#### [Exercise requirements]
Reproduce all of the data below without alteration; exclude every picture.

* begin Given information *

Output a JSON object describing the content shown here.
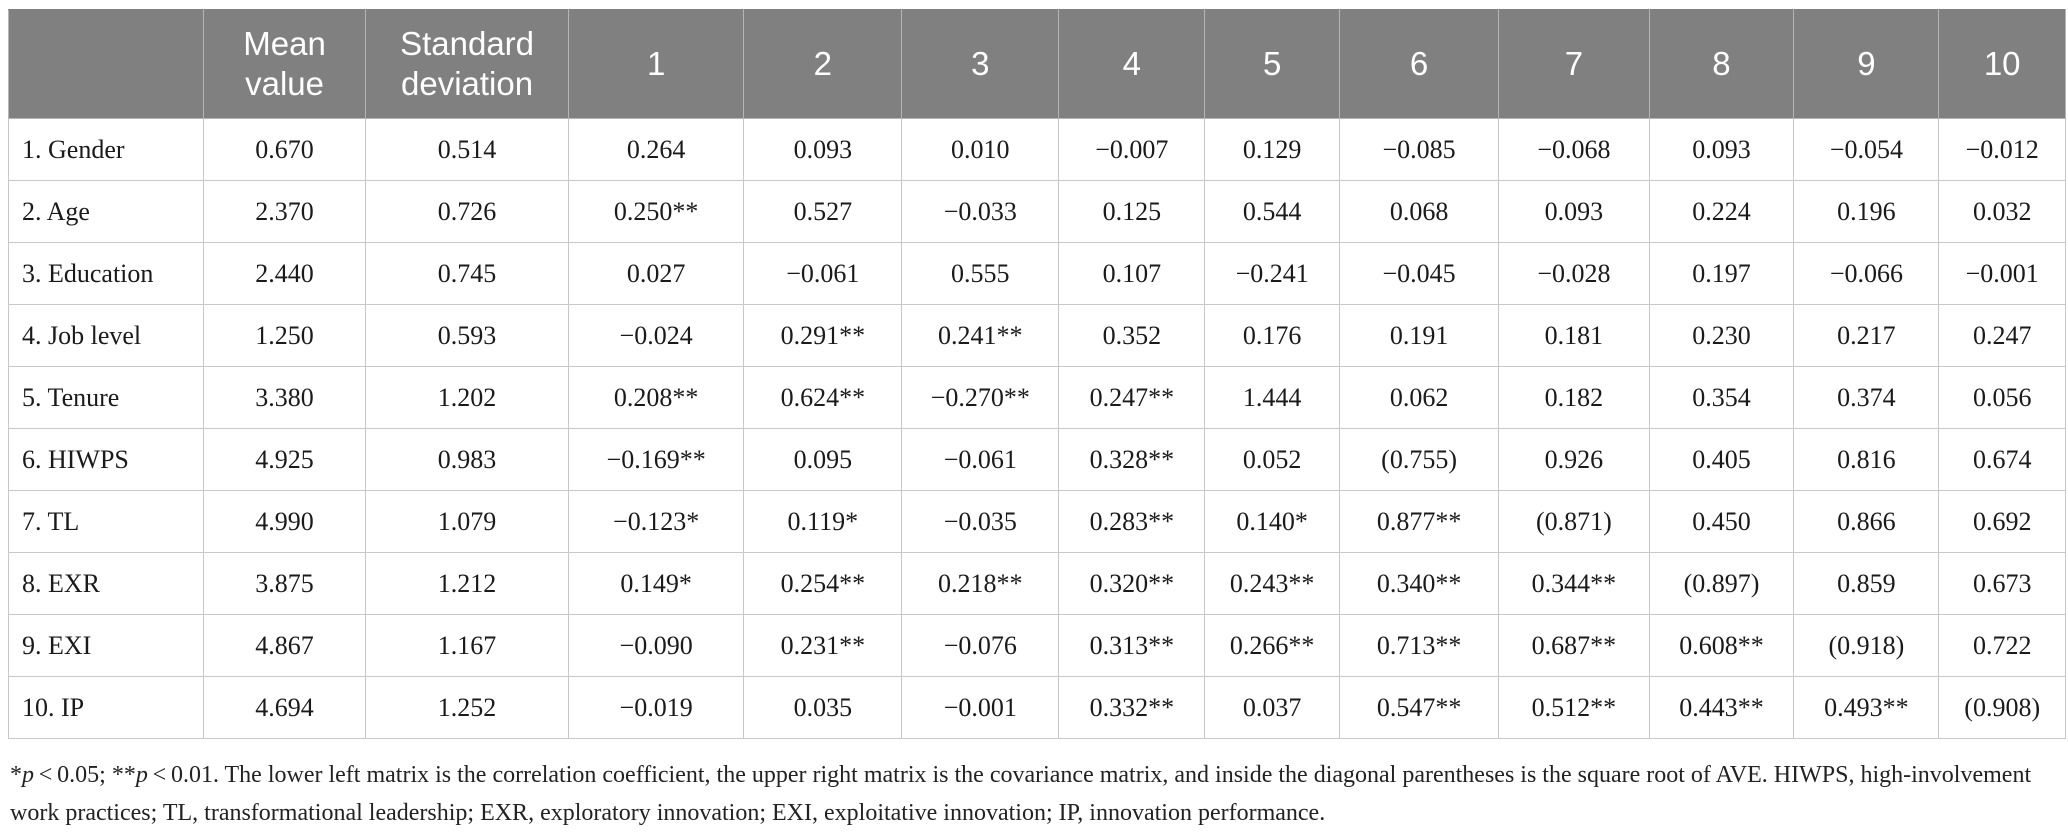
{
  "table": {
    "headers": [
      "",
      "Mean value",
      "Standard deviation",
      "1",
      "2",
      "3",
      "4",
      "5",
      "6",
      "7",
      "8",
      "9",
      "10"
    ],
    "rows": [
      [
        "1. Gender",
        "0.670",
        "0.514",
        "0.264",
        "0.093",
        "0.010",
        "−0.007",
        "0.129",
        "−0.085",
        "−0.068",
        "0.093",
        "−0.054",
        "−0.012"
      ],
      [
        "2. Age",
        "2.370",
        "0.726",
        "0.250**",
        "0.527",
        "−0.033",
        "0.125",
        "0.544",
        "0.068",
        "0.093",
        "0.224",
        "0.196",
        "0.032"
      ],
      [
        "3. Education",
        "2.440",
        "0.745",
        "0.027",
        "−0.061",
        "0.555",
        "0.107",
        "−0.241",
        "−0.045",
        "−0.028",
        "0.197",
        "−0.066",
        "−0.001"
      ],
      [
        "4. Job level",
        "1.250",
        "0.593",
        "−0.024",
        "0.291**",
        "0.241**",
        "0.352",
        "0.176",
        "0.191",
        "0.181",
        "0.230",
        "0.217",
        "0.247"
      ],
      [
        "5. Tenure",
        "3.380",
        "1.202",
        "0.208**",
        "0.624**",
        "−0.270**",
        "0.247**",
        "1.444",
        "0.062",
        "0.182",
        "0.354",
        "0.374",
        "0.056"
      ],
      [
        "6. HIWPS",
        "4.925",
        "0.983",
        "−0.169**",
        "0.095",
        "−0.061",
        "0.328**",
        "0.052",
        "(0.755)",
        "0.926",
        "0.405",
        "0.816",
        "0.674"
      ],
      [
        "7. TL",
        "4.990",
        "1.079",
        "−0.123*",
        "0.119*",
        "−0.035",
        "0.283**",
        "0.140*",
        "0.877**",
        "(0.871)",
        "0.450",
        "0.866",
        "0.692"
      ],
      [
        "8. EXR",
        "3.875",
        "1.212",
        "0.149*",
        "0.254**",
        "0.218**",
        "0.320**",
        "0.243**",
        "0.340**",
        "0.344**",
        "(0.897)",
        "0.859",
        "0.673"
      ],
      [
        "9. EXI",
        "4.867",
        "1.167",
        "−0.090",
        "0.231**",
        "−0.076",
        "0.313**",
        "0.266**",
        "0.713**",
        "0.687**",
        "0.608**",
        "(0.918)",
        "0.722"
      ],
      [
        "10. IP",
        "4.694",
        "1.252",
        "−0.019",
        "0.035",
        "−0.001",
        "0.332**",
        "0.037",
        "0.547**",
        "0.512**",
        "0.443**",
        "0.493**",
        "(0.908)"
      ]
    ]
  },
  "note": {
    "sig1_prefix": "*",
    "sig1_p": "p",
    "sig1_rest": " < 0.05; **",
    "sig2_p": "p",
    "sig2_rest": " < 0.01. The lower left matrix is the correlation coefficient, the upper right matrix is the covariance matrix, and inside the diagonal parentheses is the square root of AVE. HIWPS, high-involvement work practices; TL, transformational leadership; EXR, exploratory innovation; EXI, exploitative innovation; IP, innovation performance."
  }
}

* end Given information *

#### [Task solution]
Output a JSON object describing the content shown here.
{
  "table": {
    "headers": [
      "",
      "Mean value",
      "Standard deviation",
      "1",
      "2",
      "3",
      "4",
      "5",
      "6",
      "7",
      "8",
      "9",
      "10"
    ],
    "rows": [
      [
        "1. Gender",
        "0.670",
        "0.514",
        "0.264",
        "0.093",
        "0.010",
        "−0.007",
        "0.129",
        "−0.085",
        "−0.068",
        "0.093",
        "−0.054",
        "−0.012"
      ],
      [
        "2. Age",
        "2.370",
        "0.726",
        "0.250**",
        "0.527",
        "−0.033",
        "0.125",
        "0.544",
        "0.068",
        "0.093",
        "0.224",
        "0.196",
        "0.032"
      ],
      [
        "3. Education",
        "2.440",
        "0.745",
        "0.027",
        "−0.061",
        "0.555",
        "0.107",
        "−0.241",
        "−0.045",
        "−0.028",
        "0.197",
        "−0.066",
        "−0.001"
      ],
      [
        "4. Job level",
        "1.250",
        "0.593",
        "−0.024",
        "0.291**",
        "0.241**",
        "0.352",
        "0.176",
        "0.191",
        "0.181",
        "0.230",
        "0.217",
        "0.247"
      ],
      [
        "5. Tenure",
        "3.380",
        "1.202",
        "0.208**",
        "0.624**",
        "−0.270**",
        "0.247**",
        "1.444",
        "0.062",
        "0.182",
        "0.354",
        "0.374",
        "0.056"
      ],
      [
        "6. HIWPS",
        "4.925",
        "0.983",
        "−0.169**",
        "0.095",
        "−0.061",
        "0.328**",
        "0.052",
        "(0.755)",
        "0.926",
        "0.405",
        "0.816",
        "0.674"
      ],
      [
        "7. TL",
        "4.990",
        "1.079",
        "−0.123*",
        "0.119*",
        "−0.035",
        "0.283**",
        "0.140*",
        "0.877**",
        "(0.871)",
        "0.450",
        "0.866",
        "0.692"
      ],
      [
        "8. EXR",
        "3.875",
        "1.212",
        "0.149*",
        "0.254**",
        "0.218**",
        "0.320**",
        "0.243**",
        "0.340**",
        "0.344**",
        "(0.897)",
        "0.859",
        "0.673"
      ],
      [
        "9. EXI",
        "4.867",
        "1.167",
        "−0.090",
        "0.231**",
        "−0.076",
        "0.313**",
        "0.266**",
        "0.713**",
        "0.687**",
        "0.608**",
        "(0.918)",
        "0.722"
      ],
      [
        "10. IP",
        "4.694",
        "1.252",
        "−0.019",
        "0.035",
        "−0.001",
        "0.332**",
        "0.037",
        "0.547**",
        "0.512**",
        "0.443**",
        "0.493**",
        "(0.908)"
      ]
    ]
  },
  "note": {
    "sig1_prefix": "*",
    "sig1_p": "p",
    "sig1_rest": " < 0.05; **",
    "sig2_p": "p",
    "sig2_rest": " < 0.01. The lower left matrix is the correlation coefficient, the upper right matrix is the covariance matrix, and inside the diagonal parentheses is the square root of AVE. HIWPS, high-involvement work practices; TL, transformational leadership; EXR, exploratory innovation; EXI, exploitative innovation; IP, innovation performance."
  }
}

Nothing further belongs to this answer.